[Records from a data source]
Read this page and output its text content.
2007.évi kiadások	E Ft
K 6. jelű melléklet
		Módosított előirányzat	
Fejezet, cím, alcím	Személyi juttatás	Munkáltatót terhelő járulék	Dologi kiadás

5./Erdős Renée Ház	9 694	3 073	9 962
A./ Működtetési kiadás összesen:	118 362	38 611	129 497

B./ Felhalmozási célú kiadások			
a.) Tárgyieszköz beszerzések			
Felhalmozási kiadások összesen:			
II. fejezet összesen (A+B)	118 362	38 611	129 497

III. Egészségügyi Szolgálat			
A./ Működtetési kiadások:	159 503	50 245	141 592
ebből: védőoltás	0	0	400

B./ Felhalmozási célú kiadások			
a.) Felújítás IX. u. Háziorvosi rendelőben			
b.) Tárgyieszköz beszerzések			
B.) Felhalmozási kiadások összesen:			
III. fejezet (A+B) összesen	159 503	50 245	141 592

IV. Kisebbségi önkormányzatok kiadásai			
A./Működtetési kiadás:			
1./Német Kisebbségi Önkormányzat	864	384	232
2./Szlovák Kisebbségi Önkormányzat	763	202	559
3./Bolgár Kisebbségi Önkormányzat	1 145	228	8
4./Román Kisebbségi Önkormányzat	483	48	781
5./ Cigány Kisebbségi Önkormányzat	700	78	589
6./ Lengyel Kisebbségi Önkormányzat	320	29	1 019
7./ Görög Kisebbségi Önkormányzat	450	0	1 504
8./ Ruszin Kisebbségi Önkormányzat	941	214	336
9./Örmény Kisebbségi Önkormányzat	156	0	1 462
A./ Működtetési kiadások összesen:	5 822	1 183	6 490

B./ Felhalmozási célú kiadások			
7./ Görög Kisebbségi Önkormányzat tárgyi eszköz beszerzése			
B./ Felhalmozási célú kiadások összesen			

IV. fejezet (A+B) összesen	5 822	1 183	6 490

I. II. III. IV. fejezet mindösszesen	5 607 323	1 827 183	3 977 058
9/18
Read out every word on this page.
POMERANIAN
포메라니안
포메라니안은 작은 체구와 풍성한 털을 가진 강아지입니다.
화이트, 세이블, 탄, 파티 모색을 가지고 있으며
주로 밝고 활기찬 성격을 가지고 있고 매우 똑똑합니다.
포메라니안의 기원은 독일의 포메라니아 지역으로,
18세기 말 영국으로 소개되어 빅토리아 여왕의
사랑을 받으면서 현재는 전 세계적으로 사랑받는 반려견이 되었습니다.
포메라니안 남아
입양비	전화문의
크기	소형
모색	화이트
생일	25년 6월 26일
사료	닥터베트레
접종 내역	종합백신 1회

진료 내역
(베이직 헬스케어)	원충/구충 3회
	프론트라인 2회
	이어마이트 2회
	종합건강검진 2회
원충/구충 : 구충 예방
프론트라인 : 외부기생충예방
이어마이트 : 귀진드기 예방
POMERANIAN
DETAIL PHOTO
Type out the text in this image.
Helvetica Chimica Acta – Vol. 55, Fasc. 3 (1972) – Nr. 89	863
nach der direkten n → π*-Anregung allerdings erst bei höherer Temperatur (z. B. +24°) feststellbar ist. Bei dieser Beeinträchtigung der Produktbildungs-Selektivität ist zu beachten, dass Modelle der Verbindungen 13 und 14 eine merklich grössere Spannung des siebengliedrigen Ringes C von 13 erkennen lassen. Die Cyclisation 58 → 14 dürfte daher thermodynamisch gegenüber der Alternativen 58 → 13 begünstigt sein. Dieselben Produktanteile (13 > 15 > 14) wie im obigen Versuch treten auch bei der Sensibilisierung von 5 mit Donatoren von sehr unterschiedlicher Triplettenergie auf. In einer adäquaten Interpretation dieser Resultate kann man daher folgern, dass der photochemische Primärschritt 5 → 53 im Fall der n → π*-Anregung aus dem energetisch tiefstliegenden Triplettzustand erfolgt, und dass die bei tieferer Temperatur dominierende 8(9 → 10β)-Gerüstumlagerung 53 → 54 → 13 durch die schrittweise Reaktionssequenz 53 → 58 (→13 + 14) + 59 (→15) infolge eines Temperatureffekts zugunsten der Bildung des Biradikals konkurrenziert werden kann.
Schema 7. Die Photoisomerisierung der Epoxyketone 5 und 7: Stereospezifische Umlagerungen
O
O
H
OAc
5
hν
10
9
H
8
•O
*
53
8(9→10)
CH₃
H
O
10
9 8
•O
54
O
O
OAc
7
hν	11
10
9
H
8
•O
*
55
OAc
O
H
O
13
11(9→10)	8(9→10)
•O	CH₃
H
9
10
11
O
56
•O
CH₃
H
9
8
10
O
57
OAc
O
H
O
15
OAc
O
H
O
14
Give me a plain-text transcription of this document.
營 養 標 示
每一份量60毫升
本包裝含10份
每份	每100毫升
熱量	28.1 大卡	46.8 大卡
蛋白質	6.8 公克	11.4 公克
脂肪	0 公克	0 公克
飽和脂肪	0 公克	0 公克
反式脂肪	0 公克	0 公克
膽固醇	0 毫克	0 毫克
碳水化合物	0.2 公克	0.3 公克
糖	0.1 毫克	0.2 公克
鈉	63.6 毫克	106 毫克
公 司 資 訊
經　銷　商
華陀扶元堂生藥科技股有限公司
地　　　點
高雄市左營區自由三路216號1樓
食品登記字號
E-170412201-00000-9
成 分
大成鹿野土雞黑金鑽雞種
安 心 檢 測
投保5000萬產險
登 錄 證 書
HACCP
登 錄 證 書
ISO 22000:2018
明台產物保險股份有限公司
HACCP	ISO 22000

▸ **Written request**
Provide only the count of lines in the data above that include the string "Működtetési".

▸ **Exercise result**
4